TASK REQUIREMENTS :: Each line below must be set down exactly; omit any image you find.

=== SUPPLIED MATERIAL ===

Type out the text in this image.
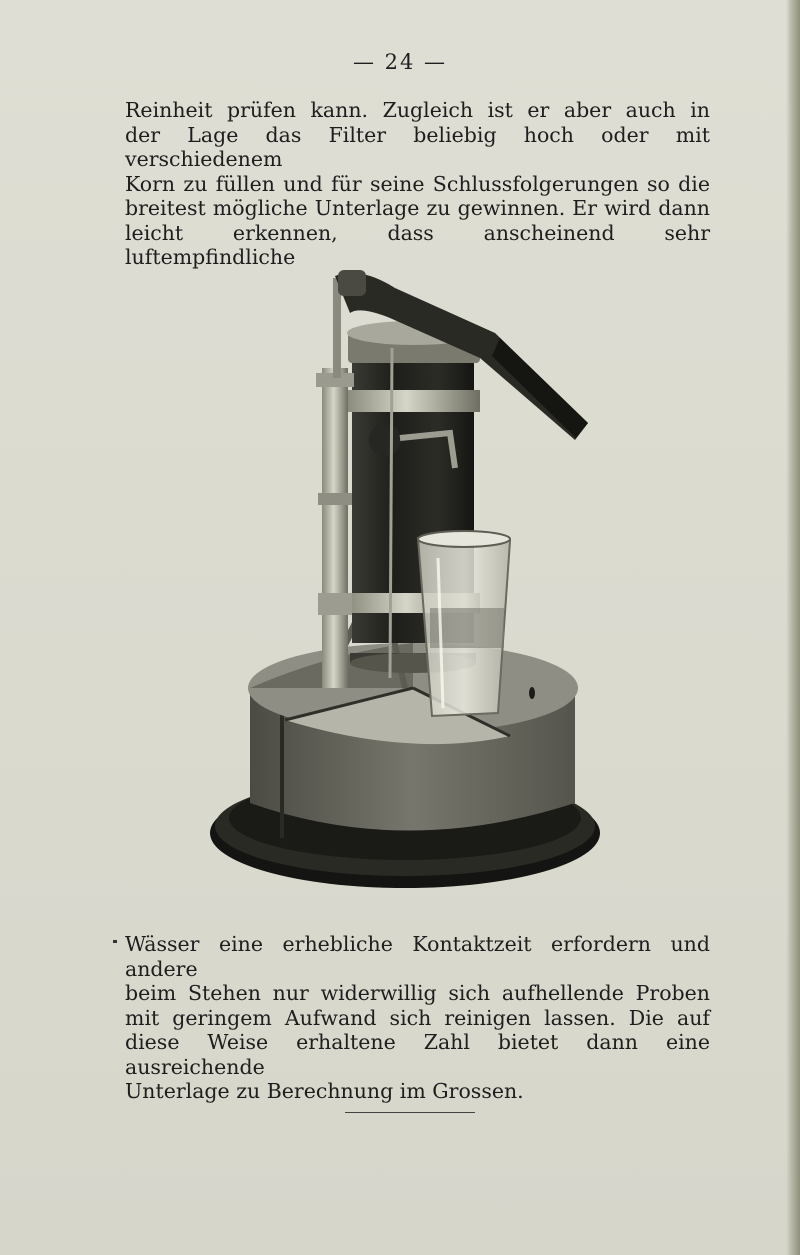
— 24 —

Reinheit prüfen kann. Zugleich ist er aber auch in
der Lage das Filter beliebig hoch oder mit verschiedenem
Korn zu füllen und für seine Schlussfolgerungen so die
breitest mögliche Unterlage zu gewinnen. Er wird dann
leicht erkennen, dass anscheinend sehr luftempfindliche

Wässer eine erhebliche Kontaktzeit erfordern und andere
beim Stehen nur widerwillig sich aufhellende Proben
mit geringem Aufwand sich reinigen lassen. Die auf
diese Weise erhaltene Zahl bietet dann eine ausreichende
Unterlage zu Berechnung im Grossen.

===

RESPONSE TO THE EXERCISE ::
Type out the text in this image.
— 24 —

Reinheit prüfen kann. Zugleich ist er aber auch in
der Lage das Filter beliebig hoch oder mit verschiedenem
Korn zu füllen und für seine Schlussfolgerungen so die
breitest mögliche Unterlage zu gewinnen. Er wird dann
leicht erkennen, dass anscheinend sehr luftempfindliche

Wässer eine erhebliche Kontaktzeit erfordern und andere
beim Stehen nur widerwillig sich aufhellende Proben
mit geringem Aufwand sich reinigen lassen. Die auf
diese Weise erhaltene Zahl bietet dann eine ausreichende
Unterlage zu Berechnung im Grossen.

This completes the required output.